= Aim of the exercise =
Lines containing the string "dílem" are to be counted; report only how many there are.

= Material provided =

——————————

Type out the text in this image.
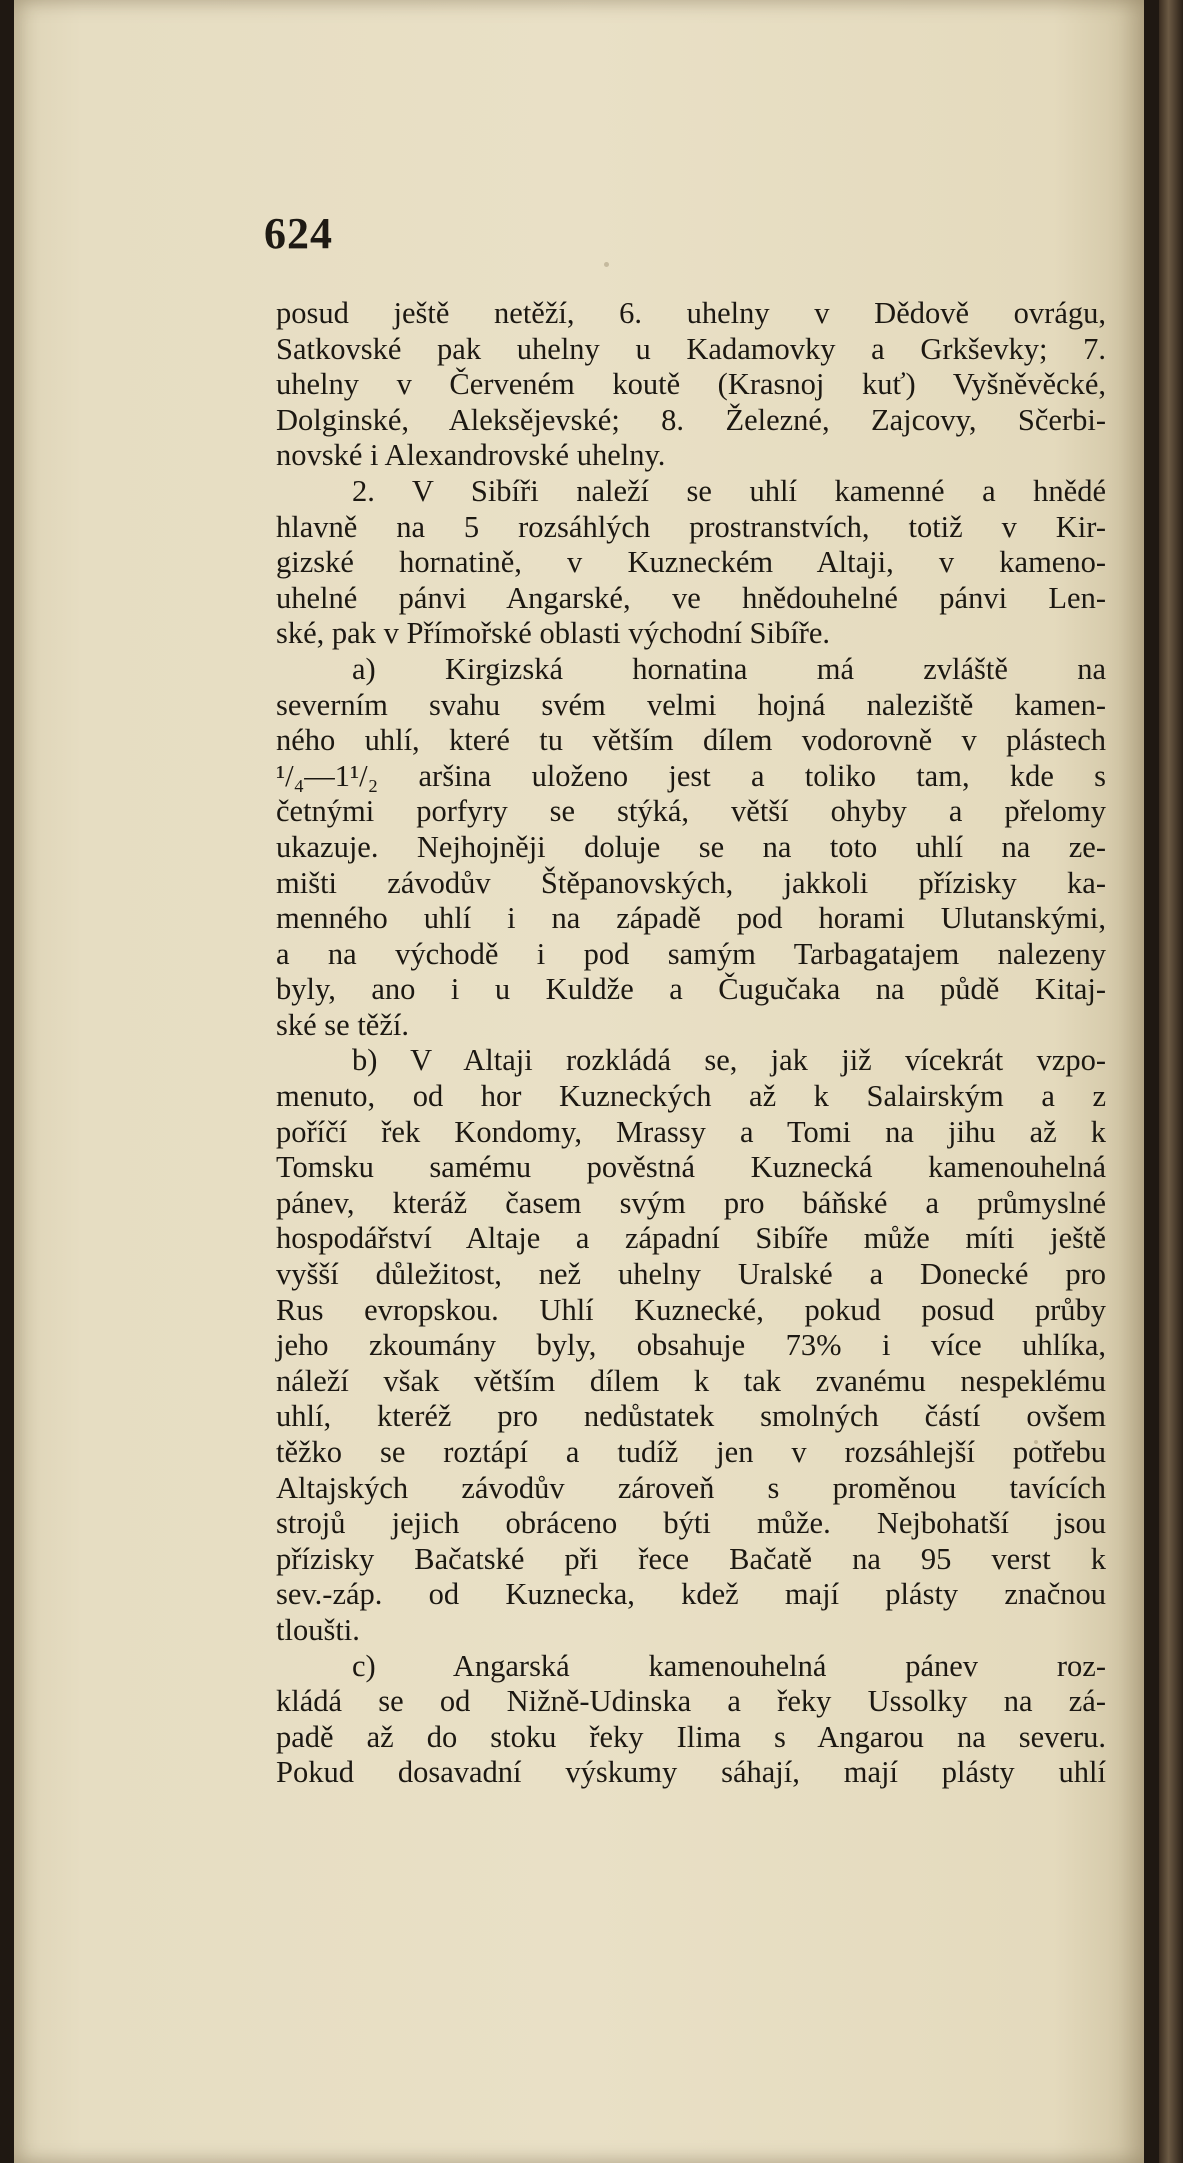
624
posud ještě netěží, 6. uhelny v Dědově ovrágu,
Satkovské pak uhelny u Kadamovky a Grkševky; 7.
uhelny v Červeném koutě (Krasnoj kuť) Vyšněvěcké,
Dolginské, Aleksějevské; 8. Železné, Zajcovy, Sčerbi-
novské i Alexandrovské uhelny.
2. V Sibíři naleží se uhlí kamenné a hnědé
hlavně na 5 rozsáhlých prostranstvích, totiž v Kir-
gizské hornatině, v Kuzneckém Altaji, v kameno-
uhelné pánvi Angarské, ve hnědouhelné pánvi Len-
ské, pak v Přímořské oblasti východní Sibíře.
a) Kirgizská hornatina má zvláště na
severním svahu svém velmi hojná naleziště kamen-
ného uhlí, které tu větším dílem vodorovně v plástech
¹/₄—1¹/₂ aršina uloženo jest a toliko tam, kde s
četnými porfyry se stýká, větší ohyby a přelomy
ukazuje. Nejhojněji doluje se na toto uhlí na ze-
mišti závodův Štěpanovských, jakkoli přízisky ka-
menného uhlí i na západě pod horami Ulutanskými,
a na východě i pod samým Tarbagatajem nalezeny
byly, ano i u Kuldže a Čugučaka na půdě Kitaj-
ské se těží.
b) V Altaji rozkládá se, jak již vícekrát vzpo-
menuto, od hor Kuzneckých až k Salairským a z
poříčí řek Kondomy, Mrassy a Tomi na jihu až k
Tomsku samému pověstná Kuznecká kamenouhelná
pánev, kteráž časem svým pro báňské a průmyslné
hospodářství Altaje a západní Sibíře může míti ještě
vyšší důležitost, než uhelny Uralské a Donecké pro
Rus evropskou. Uhlí Kuznecké, pokud posud průby
jeho zkoumány byly, obsahuje 73% i více uhlíka,
náleží však větším dílem k tak zvanému nespeklému
uhlí, kteréž pro nedůstatek smolných částí ovšem
těžko se roztápí a tudíž jen v rozsáhlejší potřebu
Altajských závodův zároveň s proměnou tavících
strojů jejich obráceno býti může. Nejbohatší jsou
přízisky Bačatské při řece Bačatě na 95 verst k
sev.-záp. od Kuznecka, kdež mají plásty značnou
tloušti.
c) Angarská kamenouhelná pánev roz-
kládá se od Nižně-Udinska a řeky Ussolky na zá-
padě až do stoku řeky Ilima s Angarou na severu.
Pokud dosavadní výskumy sáhají, mají plásty uhlí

——————————

= Result for this task =
2